** WHAT YOU SHOULD DO **
Sort through the entries below and pull out lines containing the word "Added".

** Begin RECORDS SUPPLIED **

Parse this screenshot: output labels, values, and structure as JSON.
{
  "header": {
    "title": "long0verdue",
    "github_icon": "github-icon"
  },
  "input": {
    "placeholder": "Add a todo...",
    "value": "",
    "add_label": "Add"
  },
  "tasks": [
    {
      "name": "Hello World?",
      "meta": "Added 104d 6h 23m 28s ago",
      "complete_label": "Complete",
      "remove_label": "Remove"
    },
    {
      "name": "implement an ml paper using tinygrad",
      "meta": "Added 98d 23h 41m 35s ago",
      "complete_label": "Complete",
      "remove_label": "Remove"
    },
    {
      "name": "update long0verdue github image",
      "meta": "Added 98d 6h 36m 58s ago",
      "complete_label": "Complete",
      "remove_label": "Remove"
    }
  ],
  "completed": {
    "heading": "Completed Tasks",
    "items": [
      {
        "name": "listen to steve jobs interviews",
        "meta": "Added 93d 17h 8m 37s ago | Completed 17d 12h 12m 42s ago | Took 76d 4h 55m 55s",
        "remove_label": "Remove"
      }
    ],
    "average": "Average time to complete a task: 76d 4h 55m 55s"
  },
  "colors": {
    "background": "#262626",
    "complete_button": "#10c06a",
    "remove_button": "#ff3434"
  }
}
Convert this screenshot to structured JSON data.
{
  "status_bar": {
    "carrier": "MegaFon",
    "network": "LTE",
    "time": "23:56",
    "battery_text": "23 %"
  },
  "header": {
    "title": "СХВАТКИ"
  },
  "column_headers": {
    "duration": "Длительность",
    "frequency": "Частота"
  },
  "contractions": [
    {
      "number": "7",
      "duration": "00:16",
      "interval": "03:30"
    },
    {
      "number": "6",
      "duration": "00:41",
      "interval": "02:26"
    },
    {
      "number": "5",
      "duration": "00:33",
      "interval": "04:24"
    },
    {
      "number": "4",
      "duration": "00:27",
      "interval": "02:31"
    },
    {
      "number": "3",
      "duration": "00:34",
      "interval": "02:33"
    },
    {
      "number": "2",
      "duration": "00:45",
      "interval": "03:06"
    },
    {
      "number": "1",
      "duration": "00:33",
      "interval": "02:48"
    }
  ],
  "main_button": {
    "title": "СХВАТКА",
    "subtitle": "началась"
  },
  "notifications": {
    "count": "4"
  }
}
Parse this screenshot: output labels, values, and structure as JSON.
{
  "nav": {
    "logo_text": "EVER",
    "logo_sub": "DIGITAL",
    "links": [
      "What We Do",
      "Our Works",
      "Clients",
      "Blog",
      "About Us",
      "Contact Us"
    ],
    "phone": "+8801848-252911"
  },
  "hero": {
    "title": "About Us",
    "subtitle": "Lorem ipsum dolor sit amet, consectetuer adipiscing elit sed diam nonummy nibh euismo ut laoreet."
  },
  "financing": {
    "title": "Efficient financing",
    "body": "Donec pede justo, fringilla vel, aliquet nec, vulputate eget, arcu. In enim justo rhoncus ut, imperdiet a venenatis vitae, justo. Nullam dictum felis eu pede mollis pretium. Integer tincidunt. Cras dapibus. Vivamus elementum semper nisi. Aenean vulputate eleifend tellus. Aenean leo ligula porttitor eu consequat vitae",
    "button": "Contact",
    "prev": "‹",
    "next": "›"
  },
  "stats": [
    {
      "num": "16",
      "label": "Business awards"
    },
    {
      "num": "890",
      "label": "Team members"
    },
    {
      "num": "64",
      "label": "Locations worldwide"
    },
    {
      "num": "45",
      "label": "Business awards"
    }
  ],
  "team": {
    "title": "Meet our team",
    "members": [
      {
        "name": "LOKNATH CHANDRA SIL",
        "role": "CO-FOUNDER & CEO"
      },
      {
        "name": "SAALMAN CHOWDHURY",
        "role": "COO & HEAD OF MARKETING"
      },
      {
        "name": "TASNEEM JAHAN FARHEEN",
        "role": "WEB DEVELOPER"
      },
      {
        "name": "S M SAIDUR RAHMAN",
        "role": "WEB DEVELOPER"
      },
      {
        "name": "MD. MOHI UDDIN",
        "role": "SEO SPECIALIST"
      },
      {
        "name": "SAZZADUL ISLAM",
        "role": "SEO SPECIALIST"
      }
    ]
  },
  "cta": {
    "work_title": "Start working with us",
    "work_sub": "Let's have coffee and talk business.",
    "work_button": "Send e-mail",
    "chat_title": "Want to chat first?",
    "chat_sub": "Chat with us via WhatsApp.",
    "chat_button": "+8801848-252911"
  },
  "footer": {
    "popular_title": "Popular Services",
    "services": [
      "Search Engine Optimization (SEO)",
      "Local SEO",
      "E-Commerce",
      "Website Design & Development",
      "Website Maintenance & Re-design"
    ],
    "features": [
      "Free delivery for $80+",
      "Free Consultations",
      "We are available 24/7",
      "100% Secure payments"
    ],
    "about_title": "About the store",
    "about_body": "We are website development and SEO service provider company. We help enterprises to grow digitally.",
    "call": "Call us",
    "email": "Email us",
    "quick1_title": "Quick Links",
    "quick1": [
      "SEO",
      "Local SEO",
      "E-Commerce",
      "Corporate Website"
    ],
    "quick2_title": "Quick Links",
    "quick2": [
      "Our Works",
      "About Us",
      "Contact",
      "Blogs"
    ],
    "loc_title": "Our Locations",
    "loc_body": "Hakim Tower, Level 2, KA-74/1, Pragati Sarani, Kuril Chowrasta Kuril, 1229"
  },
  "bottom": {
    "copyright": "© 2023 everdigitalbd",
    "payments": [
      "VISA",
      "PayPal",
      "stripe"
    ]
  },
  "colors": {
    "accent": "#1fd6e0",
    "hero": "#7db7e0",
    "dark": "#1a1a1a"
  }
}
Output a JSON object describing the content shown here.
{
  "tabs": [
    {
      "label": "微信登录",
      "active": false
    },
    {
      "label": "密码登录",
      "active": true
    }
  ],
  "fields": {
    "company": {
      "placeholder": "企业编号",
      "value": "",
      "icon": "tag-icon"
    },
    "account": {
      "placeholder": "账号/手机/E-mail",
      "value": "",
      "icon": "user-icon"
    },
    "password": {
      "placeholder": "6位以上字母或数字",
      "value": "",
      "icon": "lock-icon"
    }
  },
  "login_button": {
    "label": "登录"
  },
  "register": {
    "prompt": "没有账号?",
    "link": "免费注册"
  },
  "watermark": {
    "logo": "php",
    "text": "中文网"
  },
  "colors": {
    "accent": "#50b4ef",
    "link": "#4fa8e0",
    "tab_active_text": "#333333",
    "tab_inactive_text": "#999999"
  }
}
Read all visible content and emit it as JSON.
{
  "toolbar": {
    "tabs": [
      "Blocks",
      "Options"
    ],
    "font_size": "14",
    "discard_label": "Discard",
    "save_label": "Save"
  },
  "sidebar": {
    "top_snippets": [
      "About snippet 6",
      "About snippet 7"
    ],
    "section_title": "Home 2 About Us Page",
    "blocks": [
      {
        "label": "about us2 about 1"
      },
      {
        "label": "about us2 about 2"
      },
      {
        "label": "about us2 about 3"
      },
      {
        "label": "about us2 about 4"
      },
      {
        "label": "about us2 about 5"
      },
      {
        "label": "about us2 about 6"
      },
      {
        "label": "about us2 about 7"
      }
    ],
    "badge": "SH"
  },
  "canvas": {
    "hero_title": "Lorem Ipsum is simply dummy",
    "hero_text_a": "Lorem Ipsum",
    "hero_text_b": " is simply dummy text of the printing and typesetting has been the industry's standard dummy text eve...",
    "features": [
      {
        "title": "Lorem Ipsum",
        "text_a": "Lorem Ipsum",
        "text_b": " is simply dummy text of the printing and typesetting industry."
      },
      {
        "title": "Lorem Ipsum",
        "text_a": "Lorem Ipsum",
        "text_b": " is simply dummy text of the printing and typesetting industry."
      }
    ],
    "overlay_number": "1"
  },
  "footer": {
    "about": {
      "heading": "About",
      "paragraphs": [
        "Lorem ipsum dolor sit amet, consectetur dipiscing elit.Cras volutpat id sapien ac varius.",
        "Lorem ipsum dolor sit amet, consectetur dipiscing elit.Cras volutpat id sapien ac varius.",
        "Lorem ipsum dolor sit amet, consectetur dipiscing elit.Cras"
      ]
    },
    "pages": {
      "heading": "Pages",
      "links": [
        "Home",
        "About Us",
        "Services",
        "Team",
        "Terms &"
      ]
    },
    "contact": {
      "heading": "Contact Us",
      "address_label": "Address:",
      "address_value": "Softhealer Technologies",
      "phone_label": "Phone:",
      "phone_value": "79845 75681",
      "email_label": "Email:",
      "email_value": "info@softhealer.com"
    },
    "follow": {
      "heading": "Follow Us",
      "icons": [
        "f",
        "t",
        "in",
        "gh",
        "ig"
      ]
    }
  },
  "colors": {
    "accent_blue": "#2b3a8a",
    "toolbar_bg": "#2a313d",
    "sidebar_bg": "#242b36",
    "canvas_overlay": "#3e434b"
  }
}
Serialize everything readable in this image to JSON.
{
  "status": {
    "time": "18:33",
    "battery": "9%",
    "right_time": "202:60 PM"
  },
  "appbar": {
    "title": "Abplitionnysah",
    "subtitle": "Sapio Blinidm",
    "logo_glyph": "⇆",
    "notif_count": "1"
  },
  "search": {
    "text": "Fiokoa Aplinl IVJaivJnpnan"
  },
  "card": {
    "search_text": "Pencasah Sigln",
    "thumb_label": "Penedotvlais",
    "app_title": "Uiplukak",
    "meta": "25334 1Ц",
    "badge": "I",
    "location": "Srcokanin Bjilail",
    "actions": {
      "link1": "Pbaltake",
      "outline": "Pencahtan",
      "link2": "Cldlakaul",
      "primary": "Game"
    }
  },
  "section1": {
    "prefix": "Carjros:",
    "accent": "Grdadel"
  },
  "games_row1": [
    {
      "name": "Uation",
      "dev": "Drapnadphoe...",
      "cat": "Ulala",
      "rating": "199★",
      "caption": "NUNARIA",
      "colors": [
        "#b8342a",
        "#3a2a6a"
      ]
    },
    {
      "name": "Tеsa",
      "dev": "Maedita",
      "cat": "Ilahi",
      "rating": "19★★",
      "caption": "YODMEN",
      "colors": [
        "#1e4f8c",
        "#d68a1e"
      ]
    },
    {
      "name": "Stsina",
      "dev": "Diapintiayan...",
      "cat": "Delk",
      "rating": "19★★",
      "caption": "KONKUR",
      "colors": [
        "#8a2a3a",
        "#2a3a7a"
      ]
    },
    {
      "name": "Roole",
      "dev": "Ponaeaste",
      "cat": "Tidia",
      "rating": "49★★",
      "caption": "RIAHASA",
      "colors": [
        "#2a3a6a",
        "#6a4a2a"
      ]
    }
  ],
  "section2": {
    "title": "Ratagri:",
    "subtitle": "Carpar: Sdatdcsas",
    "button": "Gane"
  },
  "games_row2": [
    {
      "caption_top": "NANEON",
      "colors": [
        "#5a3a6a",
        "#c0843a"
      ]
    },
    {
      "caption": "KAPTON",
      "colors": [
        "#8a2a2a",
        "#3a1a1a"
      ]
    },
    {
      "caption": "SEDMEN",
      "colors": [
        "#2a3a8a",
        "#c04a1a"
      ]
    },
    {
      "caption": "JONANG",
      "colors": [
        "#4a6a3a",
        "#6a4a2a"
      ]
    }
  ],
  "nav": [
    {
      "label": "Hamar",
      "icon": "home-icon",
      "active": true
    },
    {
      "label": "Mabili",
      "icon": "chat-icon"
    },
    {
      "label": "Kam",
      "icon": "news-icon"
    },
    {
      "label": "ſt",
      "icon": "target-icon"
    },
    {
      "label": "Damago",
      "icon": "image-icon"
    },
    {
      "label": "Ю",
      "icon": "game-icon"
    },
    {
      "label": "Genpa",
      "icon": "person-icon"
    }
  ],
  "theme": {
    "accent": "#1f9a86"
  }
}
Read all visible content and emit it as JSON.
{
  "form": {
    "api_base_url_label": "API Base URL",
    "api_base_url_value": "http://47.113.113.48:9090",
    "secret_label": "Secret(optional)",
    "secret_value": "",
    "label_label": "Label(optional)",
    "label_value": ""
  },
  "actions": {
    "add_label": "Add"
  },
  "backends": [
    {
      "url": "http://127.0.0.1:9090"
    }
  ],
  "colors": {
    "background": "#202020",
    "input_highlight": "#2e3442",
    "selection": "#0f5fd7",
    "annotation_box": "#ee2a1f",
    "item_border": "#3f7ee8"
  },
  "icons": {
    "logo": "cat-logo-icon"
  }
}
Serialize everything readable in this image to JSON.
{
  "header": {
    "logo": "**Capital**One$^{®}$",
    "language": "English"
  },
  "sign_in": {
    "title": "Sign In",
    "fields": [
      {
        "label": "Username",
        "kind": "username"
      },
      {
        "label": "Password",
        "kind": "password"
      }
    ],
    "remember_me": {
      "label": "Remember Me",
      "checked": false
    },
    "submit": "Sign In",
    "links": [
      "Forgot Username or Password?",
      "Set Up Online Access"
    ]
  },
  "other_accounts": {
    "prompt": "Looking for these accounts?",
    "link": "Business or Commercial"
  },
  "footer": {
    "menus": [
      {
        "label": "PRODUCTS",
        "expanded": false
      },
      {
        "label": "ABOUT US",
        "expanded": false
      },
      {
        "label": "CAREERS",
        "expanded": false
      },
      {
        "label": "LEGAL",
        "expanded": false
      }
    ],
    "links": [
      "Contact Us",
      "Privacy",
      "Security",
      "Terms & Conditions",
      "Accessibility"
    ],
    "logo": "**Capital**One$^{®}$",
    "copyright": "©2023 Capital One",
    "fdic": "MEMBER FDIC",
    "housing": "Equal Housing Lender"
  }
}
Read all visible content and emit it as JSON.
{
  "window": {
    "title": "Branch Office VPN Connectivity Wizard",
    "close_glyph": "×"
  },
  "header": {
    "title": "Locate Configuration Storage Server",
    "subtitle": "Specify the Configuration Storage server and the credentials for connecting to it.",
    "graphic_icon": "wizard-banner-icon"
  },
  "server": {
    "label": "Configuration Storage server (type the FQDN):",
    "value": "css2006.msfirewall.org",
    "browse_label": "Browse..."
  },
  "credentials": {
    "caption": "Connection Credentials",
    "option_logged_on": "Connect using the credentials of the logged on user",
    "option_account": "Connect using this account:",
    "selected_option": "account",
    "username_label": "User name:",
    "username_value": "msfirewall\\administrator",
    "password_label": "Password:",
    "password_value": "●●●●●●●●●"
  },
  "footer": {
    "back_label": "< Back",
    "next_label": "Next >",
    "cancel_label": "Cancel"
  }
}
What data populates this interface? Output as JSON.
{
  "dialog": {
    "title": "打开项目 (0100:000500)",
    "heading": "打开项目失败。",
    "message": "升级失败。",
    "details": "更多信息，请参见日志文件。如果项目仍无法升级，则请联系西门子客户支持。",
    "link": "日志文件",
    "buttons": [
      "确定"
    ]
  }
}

** End RECORDS SUPPLIED **

** RESULT OF THE TASK **
      "meta": "Added 104d 6h 23m 28s ago",
      "meta": "Added 98d 23h 41m 35s ago",
      "meta": "Added 98d 6h 36m 58s ago",
        "meta": "Added 93d 17h 8m 37s ago | Completed 17d 12h 12m 42s ago | Took 76d 4h 55m 55s",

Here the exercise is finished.